==== Material for this task

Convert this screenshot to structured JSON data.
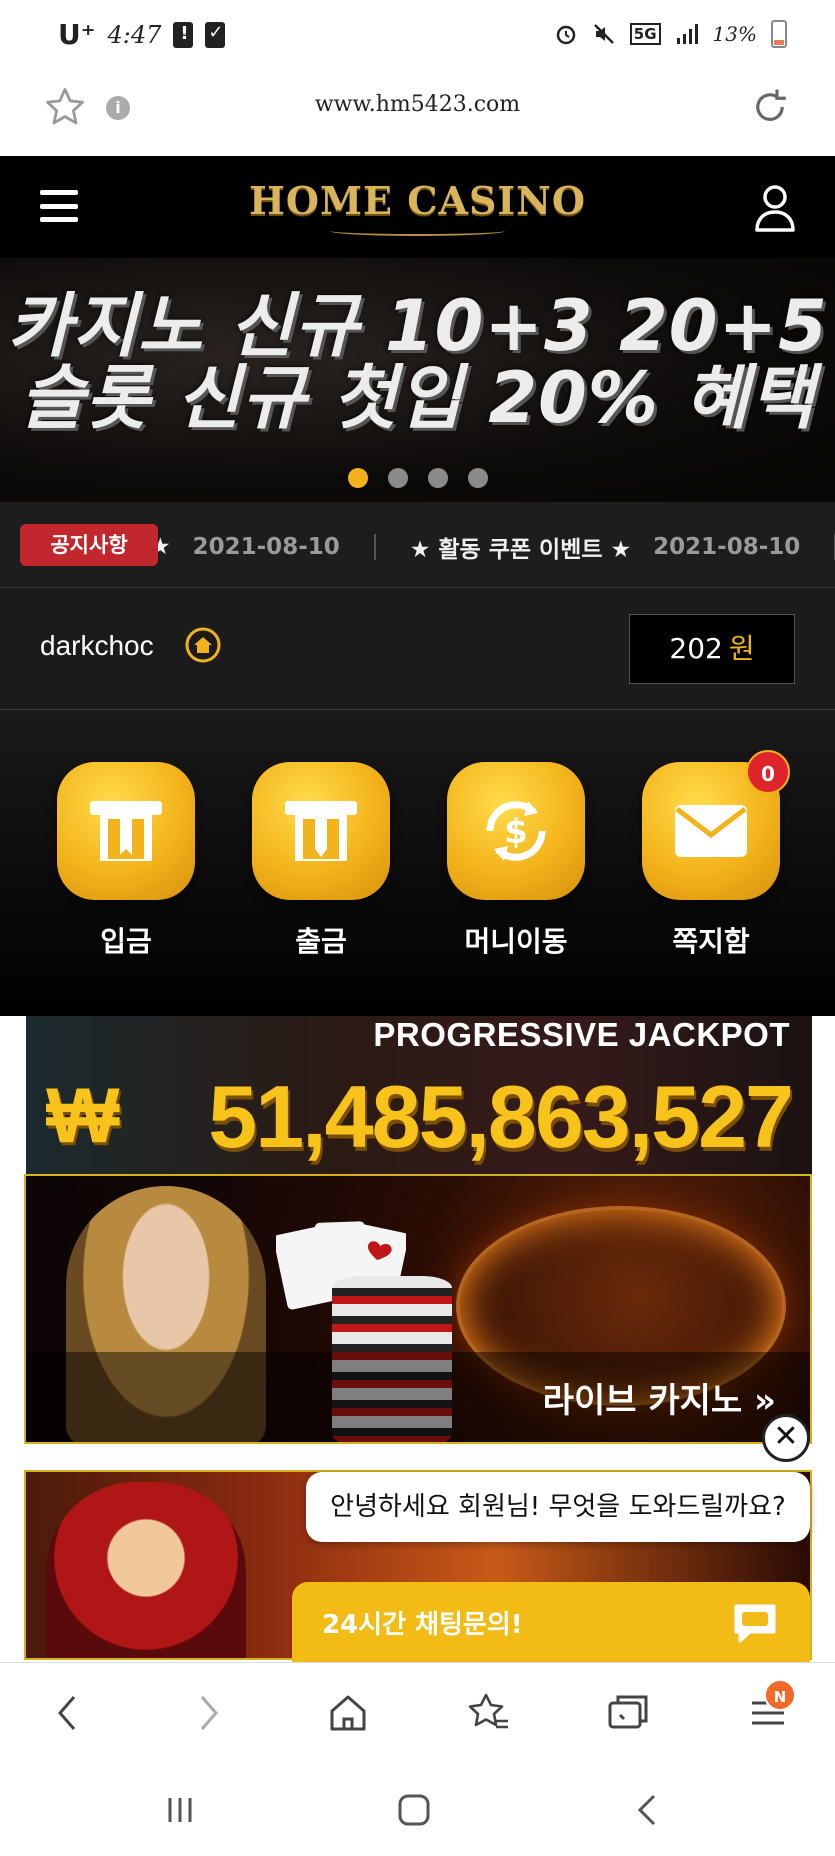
{
  "status_bar": {
    "carrier": "U⁺",
    "time": "4:47",
    "network": "5G",
    "battery": "13%"
  },
  "url_bar": {
    "url": "www.hm5423.com"
  },
  "site_header": {
    "logo_text": "HOME CASINO"
  },
  "banner": {
    "line1": "카지노 신규 10+3  20+5",
    "line2": "슬롯 신규 첫입 20% 혜택",
    "slide_count": 4,
    "active_slide": 1
  },
  "notice": {
    "badge": "공지사항",
    "items": [
      {
        "title": "★",
        "date": "2021-08-10"
      },
      {
        "title": "★ 활동 쿠폰 이벤트 ★",
        "date": "2021-08-10"
      }
    ]
  },
  "user": {
    "username": "darkchoc",
    "balance": "202",
    "currency": "원"
  },
  "quick_menu": {
    "items": [
      {
        "label": "입금"
      },
      {
        "label": "출금"
      },
      {
        "label": "머니이동"
      },
      {
        "label": "쪽지함",
        "count": "0"
      }
    ]
  },
  "jackpot": {
    "title": "PROGRESSIVE JACKPOT",
    "currency": "₩",
    "amount": "51,485,863,527"
  },
  "live_casino": {
    "label": "라이브 카지노 »"
  },
  "chat": {
    "greeting": "안녕하세요 회원님! 무엇을 도와드릴까요?",
    "bar_label": "24시간 채팅문의!",
    "close_glyph": "✕"
  },
  "browser_toolbar": {
    "tabs_badge": "N"
  },
  "colors": {
    "accent_gold": "#f2b21c",
    "notice_red": "#c1272d",
    "chat_yellow": "#f2bb15"
  }
}
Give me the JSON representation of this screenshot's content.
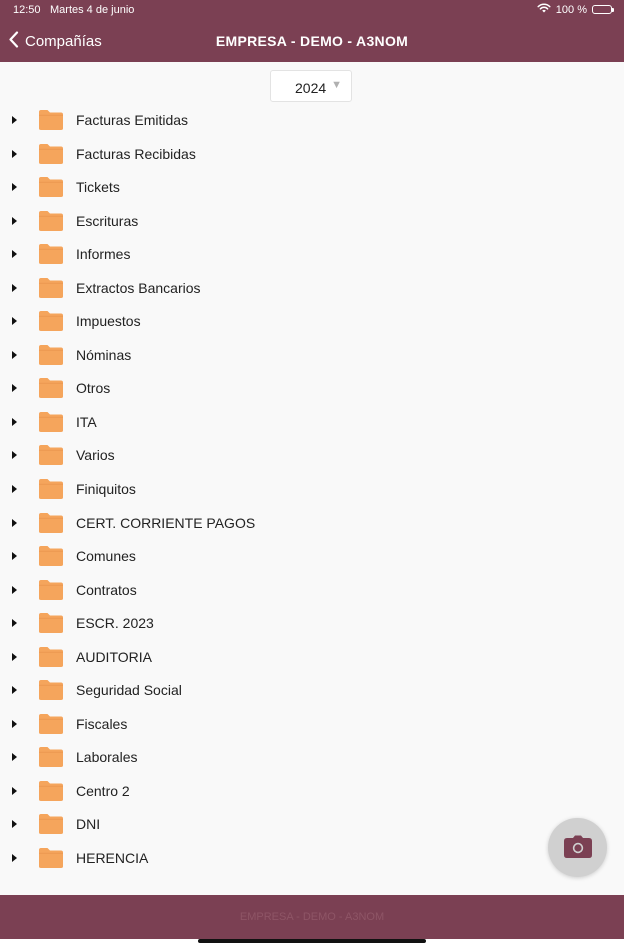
{
  "status_bar": {
    "time": "12:50",
    "date": "Martes 4 de junio",
    "battery": "100 %"
  },
  "nav": {
    "back_label": "Compañías",
    "title": "EMPRESA - DEMO - A3NOM"
  },
  "year_selector": {
    "value": "2024"
  },
  "folders": [
    "Facturas Emitidas",
    "Facturas Recibidas",
    "Tickets",
    "Escrituras",
    "Informes",
    "Extractos Bancarios",
    "Impuestos",
    "Nóminas",
    "Otros",
    "ITA",
    "Varios",
    "Finiquitos",
    "CERT. CORRIENTE PAGOS",
    "Comunes",
    "Contratos",
    "ESCR. 2023",
    "AUDITORIA",
    "Seguridad Social",
    "Fiscales",
    "Laborales",
    "Centro 2",
    "DNI",
    "HERENCIA"
  ],
  "footer": {
    "text": "EMPRESA - DEMO - A3NOM"
  },
  "colors": {
    "brand": "#7b4053",
    "folder": "#f5a55c"
  }
}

========

> [Task description]: Restate word for word the lines above that start at the line containing "Give me the" and run to the end of the listing; exclude the pictures.

> [The result]:
Give me the JSON representation of this screenshot's content.
{
  "status_bar": {
    "time": "12:50",
    "date": "Martes 4 de junio",
    "battery": "100 %"
  },
  "nav": {
    "back_label": "Compañías",
    "title": "EMPRESA - DEMO - A3NOM"
  },
  "year_selector": {
    "value": "2024"
  },
  "folders": [
    "Facturas Emitidas",
    "Facturas Recibidas",
    "Tickets",
    "Escrituras",
    "Informes",
    "Extractos Bancarios",
    "Impuestos",
    "Nóminas",
    "Otros",
    "ITA",
    "Varios",
    "Finiquitos",
    "CERT. CORRIENTE PAGOS",
    "Comunes",
    "Contratos",
    "ESCR. 2023",
    "AUDITORIA",
    "Seguridad Social",
    "Fiscales",
    "Laborales",
    "Centro 2",
    "DNI",
    "HERENCIA"
  ],
  "footer": {
    "text": "EMPRESA - DEMO - A3NOM"
  },
  "colors": {
    "brand": "#7b4053",
    "folder": "#f5a55c"
  }
}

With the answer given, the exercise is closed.